> AUFGABEN:
a) Beantworte die folgenden Fragen zum Text über Müllstrudel im Meer:
(i) Wie viele solcher Müllstrudel haben Forscher bisher mindestens ausgemacht?
(ii) An welcher Universität arbeiten Gary Froyland und seine Kollegen?
(iii) Mit welchem Meeresgebiet sind einige Gebiete im Indischen und Pazifischen Ozean laut dem Modell enger verkoppelt als mit dem Rest ihrer eigenen Meeresgebiete?
b) Formatiere in den Datensätzen den Abschnitt von der Zeile mit „Where is each“ bis einschließlich der Zeile mit „legend-label-mcf7: MCF-7: [630, 172, 779, 225]“ als nummerierte Liste. Lass dabei Leerzeilen weg.

> VORLIEGENDER AUSZUG:

Sie sind die großen Mülldeponien der Meere: Im Pazifik, aber auch in anderen Meeresgebieten, treiben Strömungen menschliche Plastikabfälle zu gewaltigen schwimmenden Müllstrudeln zusammen. In ihnen übertrifft die Masse der Kunststoffteile die des Planktons und anderer Meeresbewohner bei weitem. Mindestens fünf solcher Müllstrudel haben Forscher bisher ausgemacht, der größte von ihnen, der Great Pacific Garbage Patch, liegt zwischen Hawaii und der Küste von Kalifornien.
Überraschende Verbindungen
Woher der Müll in diesen gewaltigen Strudeln stammt, war bisher nur schwer festzustellen. Gary Froyland und seine Kollegen von der University of New South Wales in Sydney haben daher nun ein Modell entwickelt, dass bei der Herkunftsbestimmung der Abfälle hilft. „Statt einen Supercomputer einzusetzen, um die Zillionen von Wassermoleküle auf ihrem Weg durch die Ozeane zu verfolgen, haben wir ein kompaktes Netzwerkmodell entwickelt, das das Essenzielle wiedergibt: Wie die Strömungen verschiedene Bereiche der Meere miteinander verbinden“, erklärt Froyland.
Dieses Modell förderte prompt Überraschendes zutage: Einige Gebiete im Indischen und Pazifischen Ozean sind viel enger mit dem Südatlantik verkoppelt als mit dem Rest ihrer eigenen Meeresgebiete. Umgekehrt gehört ein Stückchen des Indischen Ozeans rein strömungstechnisch eher zum Südpazifik, wie die Forscher berichten. „Im Prinzip haben wir damit die Grenzen der Meeresbecken neu definiert, ausgehend davon, wie sich das Wasser in ihnen bewegt“, erklärt Koautor Erik van Sebille.

(Gespeicherte Dateneinträge)
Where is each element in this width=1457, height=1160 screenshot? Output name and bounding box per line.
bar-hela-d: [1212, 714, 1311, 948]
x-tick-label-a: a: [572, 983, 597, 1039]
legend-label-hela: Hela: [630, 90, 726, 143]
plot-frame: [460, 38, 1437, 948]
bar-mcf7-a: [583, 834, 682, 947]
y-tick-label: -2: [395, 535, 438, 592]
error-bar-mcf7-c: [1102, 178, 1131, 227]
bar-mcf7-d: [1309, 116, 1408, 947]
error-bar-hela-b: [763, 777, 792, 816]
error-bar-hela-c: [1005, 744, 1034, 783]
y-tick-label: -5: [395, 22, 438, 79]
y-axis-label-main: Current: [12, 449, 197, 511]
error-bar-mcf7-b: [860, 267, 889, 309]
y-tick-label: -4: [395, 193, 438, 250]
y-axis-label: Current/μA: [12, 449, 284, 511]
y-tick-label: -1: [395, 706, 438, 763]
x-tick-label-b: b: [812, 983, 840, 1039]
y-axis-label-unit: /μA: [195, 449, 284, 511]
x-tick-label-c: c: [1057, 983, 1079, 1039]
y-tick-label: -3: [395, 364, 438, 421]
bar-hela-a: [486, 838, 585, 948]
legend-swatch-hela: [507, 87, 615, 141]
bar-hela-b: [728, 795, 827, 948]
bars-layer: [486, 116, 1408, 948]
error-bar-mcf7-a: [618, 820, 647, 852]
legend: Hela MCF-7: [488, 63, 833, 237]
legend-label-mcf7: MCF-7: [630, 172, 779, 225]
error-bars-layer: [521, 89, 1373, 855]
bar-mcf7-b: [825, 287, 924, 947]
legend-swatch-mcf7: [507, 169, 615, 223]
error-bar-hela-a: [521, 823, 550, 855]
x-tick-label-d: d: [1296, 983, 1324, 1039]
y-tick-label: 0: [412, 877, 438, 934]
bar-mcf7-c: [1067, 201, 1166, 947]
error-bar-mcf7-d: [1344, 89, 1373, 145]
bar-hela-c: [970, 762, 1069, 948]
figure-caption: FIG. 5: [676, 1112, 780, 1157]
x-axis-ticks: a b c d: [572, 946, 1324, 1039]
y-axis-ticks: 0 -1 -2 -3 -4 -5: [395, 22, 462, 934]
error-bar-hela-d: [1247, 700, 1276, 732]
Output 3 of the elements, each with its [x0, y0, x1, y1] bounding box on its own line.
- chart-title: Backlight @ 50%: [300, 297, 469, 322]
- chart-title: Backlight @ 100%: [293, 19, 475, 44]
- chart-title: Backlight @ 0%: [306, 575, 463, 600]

...

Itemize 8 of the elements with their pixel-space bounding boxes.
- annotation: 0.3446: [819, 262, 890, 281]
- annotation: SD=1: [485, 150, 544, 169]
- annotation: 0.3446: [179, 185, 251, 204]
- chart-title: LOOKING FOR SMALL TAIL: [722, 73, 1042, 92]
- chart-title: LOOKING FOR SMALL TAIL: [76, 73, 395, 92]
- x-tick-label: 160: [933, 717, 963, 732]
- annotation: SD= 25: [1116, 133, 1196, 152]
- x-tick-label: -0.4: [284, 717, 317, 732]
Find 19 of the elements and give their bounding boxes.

---

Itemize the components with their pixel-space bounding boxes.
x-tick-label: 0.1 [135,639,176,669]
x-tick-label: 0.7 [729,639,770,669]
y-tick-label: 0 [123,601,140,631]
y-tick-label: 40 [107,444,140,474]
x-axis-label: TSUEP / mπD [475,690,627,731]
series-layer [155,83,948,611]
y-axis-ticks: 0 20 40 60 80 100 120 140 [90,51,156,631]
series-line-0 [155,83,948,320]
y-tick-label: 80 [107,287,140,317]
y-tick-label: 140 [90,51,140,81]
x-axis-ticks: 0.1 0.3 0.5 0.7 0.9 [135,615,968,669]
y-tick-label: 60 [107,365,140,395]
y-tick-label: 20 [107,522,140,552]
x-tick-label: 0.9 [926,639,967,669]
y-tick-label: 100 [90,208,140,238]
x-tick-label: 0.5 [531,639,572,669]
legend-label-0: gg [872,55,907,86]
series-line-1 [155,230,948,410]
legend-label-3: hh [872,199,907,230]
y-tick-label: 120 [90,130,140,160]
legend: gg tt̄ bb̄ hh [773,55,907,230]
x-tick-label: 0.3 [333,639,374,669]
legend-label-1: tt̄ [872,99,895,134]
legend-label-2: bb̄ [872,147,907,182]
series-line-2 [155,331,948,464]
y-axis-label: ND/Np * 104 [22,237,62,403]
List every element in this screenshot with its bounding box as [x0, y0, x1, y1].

> ERGEBNISSE JE AUFGABE:
a)
(i) Mindestens fünf.
(ii) An der University of New South Wales in Sydney.
(iii) Mit dem Südatlantik.

b)
1. Where is each element in this width=1457, height=1160 screenshot? Output name and bounding box per line.
2. bar-hela-d: [1212, 714, 1311, 948]
3. x-tick-label-a: a: [572, 983, 597, 1039]
4. legend-label-hela: Hela: [630, 90, 726, 143]
5. plot-frame: [460, 38, 1437, 948]
6. bar-mcf7-a: [583, 834, 682, 947]
7. y-tick-label: -2: [395, 535, 438, 592]
8. error-bar-mcf7-c: [1102, 178, 1131, 227]
9. bar-mcf7-d: [1309, 116, 1408, 947]
10. error-bar-hela-b: [763, 777, 792, 816]
11. error-bar-hela-c: [1005, 744, 1034, 783]
12. y-tick-label: -5: [395, 22, 438, 79]
13. y-axis-label-main: Current: [12, 449, 197, 511]
14. error-bar-mcf7-b: [860, 267, 889, 309]
15. y-tick-label: -4: [395, 193, 438, 250]
16. y-axis-label: Current/μA: [12, 449, 284, 511]
17. y-tick-label: -1: [395, 706, 438, 763]
18. x-tick-label-b: b: [812, 983, 840, 1039]
19. y-axis-label-unit: /μA: [195, 449, 284, 511]
20. x-tick-label-c: c: [1057, 983, 1079, 1039]
21. y-tick-label: -3: [395, 364, 438, 421]
22. bar-hela-a: [486, 838, 585, 948]
23. legend-swatch-hela: [507, 87, 615, 141]
24. bar-hela-b: [728, 795, 827, 948]
25. bars-layer: [486, 116, 1408, 948]
26. error-bar-mcf7-a: [618, 820, 647, 852]
27. legend: Hela MCF-7: [488, 63, 833, 237]
28. legend-label-mcf7: MCF-7: [630, 172, 779, 225]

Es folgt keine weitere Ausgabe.